* **Task objective**:
Skip the images and return the records below exactly.

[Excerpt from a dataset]
════

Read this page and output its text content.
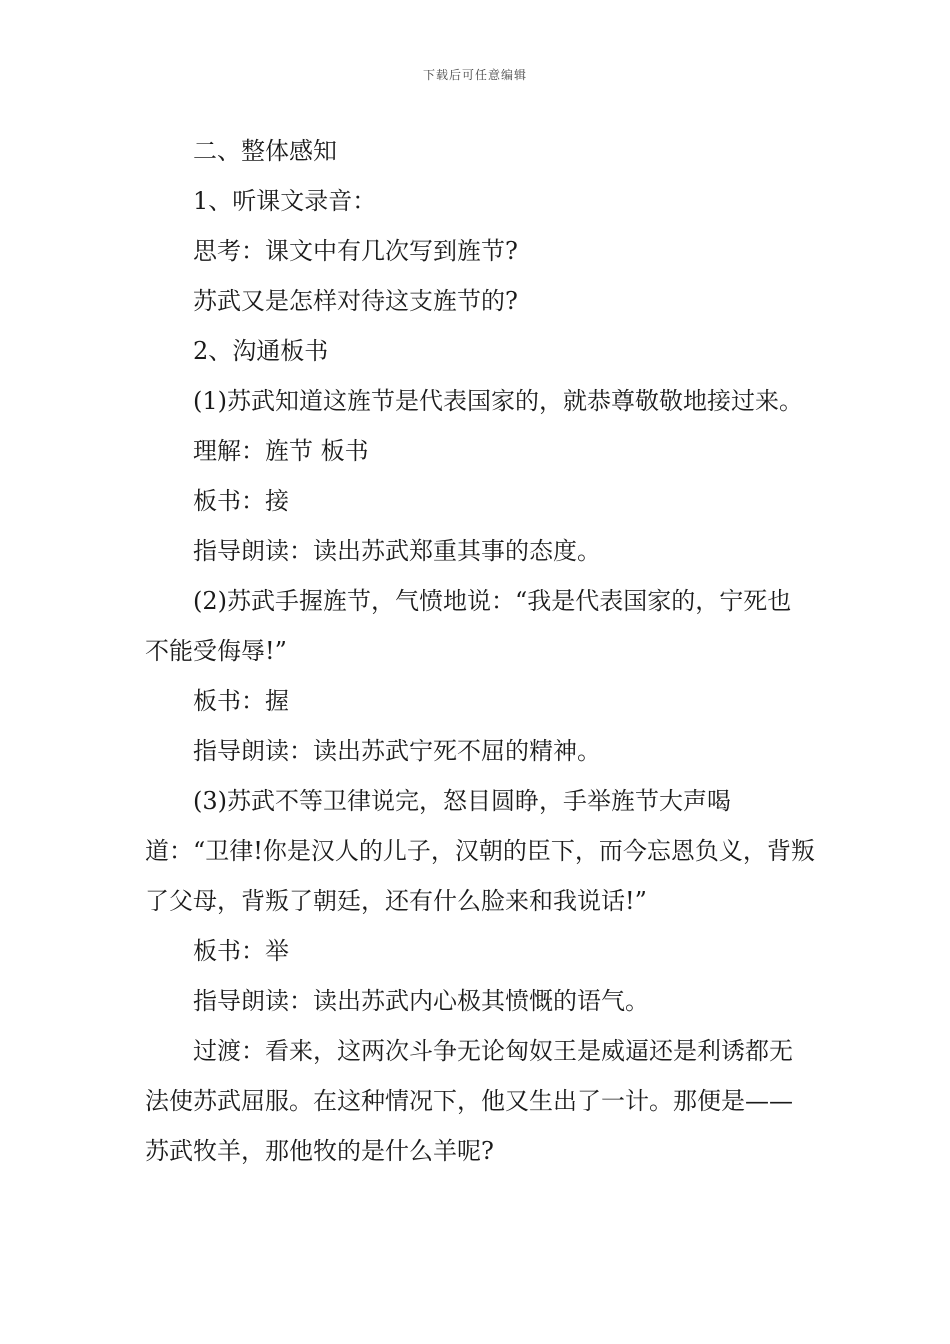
下载后可任意编辑

二、整体感知

1、听课文录音：

思考：课文中有几次写到旌节?

苏武又是怎样对待这支旌节的?

2、沟通板书

(1)苏武知道这旌节是代表国家的，就恭尊敬敬地接过来。

理解：旌节 板书

板书：接

指导朗读：读出苏武郑重其事的态度。

(2)苏武手握旌节，气愤地说：“我是代表国家的，宁死也不能受侮辱!”

板书：握

指导朗读：读出苏武宁死不屈的精神。

(3)苏武不等卫律说完，怒目圆睁，手举旌节大声喝道：“卫律!你是汉人的儿子，汉朝的臣下，而今忘恩负义，背叛了父母，背叛了朝廷，还有什么脸来和我说话!”

板书：举

指导朗读：读出苏武内心极其愤慨的语气。

过渡：看来，这两次斗争无论匈奴王是威逼还是利诱都无法使苏武屈服。在这种情况下，他又生出了一计。那便是——苏武牧羊，那他牧的是什么羊呢?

════

* **Solution to this task**:
Read this page and output its text content.
下载后可任意编辑

二、整体感知

1、听课文录音：

思考：课文中有几次写到旌节?

苏武又是怎样对待这支旌节的?

2、沟通板书

(1)苏武知道这旌节是代表国家的，就恭尊敬敬地接过来。

理解：旌节 板书

板书：接

指导朗读：读出苏武郑重其事的态度。

(2)苏武手握旌节，气愤地说：“我是代表国家的，宁死也不能受侮辱!”

板书：握

指导朗读：读出苏武宁死不屈的精神。

(3)苏武不等卫律说完，怒目圆睁，手举旌节大声喝道：“卫律!你是汉人的儿子，汉朝的臣下，而今忘恩负义，背叛了父母，背叛了朝廷，还有什么脸来和我说话!”

板书：举

指导朗读：读出苏武内心极其愤慨的语气。

过渡：看来，这两次斗争无论匈奴王是威逼还是利诱都无法使苏武屈服。在这种情况下，他又生出了一计。那便是——苏武牧羊，那他牧的是什么羊呢?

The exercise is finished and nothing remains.